** DIRECTIONS FOR THIS TASK **
Records follow. Pull out every line that contains "legge".

** Dataset entries on figures **

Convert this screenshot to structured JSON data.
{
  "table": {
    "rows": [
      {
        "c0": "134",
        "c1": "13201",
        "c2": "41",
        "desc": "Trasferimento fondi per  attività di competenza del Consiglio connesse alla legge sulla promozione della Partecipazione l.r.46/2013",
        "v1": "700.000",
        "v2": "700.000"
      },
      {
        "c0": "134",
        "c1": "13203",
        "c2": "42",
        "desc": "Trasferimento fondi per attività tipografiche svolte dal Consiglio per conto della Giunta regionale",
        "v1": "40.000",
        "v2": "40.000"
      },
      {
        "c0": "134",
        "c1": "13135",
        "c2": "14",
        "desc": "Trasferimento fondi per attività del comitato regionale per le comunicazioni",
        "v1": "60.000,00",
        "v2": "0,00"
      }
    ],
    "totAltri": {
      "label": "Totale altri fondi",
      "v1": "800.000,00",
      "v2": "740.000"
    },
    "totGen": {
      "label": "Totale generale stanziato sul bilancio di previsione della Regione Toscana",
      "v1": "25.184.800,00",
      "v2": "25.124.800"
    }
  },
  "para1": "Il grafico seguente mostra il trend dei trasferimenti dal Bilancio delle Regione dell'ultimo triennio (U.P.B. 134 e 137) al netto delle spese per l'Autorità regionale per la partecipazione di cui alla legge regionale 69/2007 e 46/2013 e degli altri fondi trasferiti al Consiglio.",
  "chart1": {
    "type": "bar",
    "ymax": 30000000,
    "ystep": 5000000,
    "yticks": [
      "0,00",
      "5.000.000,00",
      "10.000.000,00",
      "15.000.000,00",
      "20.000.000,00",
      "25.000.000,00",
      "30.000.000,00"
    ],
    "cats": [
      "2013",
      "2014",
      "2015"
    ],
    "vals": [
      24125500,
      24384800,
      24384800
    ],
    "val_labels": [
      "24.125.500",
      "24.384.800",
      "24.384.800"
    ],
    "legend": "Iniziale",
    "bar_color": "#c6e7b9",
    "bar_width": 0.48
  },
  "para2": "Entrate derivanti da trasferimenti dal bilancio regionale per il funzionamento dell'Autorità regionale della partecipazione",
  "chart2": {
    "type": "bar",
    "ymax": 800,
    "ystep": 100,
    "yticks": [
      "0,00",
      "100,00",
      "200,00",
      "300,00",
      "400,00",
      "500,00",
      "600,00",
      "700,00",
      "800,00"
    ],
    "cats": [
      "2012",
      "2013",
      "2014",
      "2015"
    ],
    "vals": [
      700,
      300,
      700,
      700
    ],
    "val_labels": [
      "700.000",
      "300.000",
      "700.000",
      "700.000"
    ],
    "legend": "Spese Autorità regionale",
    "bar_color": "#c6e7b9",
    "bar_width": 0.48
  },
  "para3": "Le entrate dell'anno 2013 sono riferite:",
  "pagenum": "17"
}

** FINAL ANSWER **
        "desc": "Trasferimento fondi per  attività di competenza del Consiglio connesse alla legge sulla promozione della Partecipazione l.r.46/2013",
  "para1": "Il grafico seguente mostra il trend dei trasferimenti dal Bilancio delle Regione dell'ultimo triennio (U.P.B. 134 e 137) al netto delle spese per l'Autorità regionale per la partecipazione di cui alla legge regionale 69/2007 e 46/2013 e degli altri fondi trasferiti al Consiglio.",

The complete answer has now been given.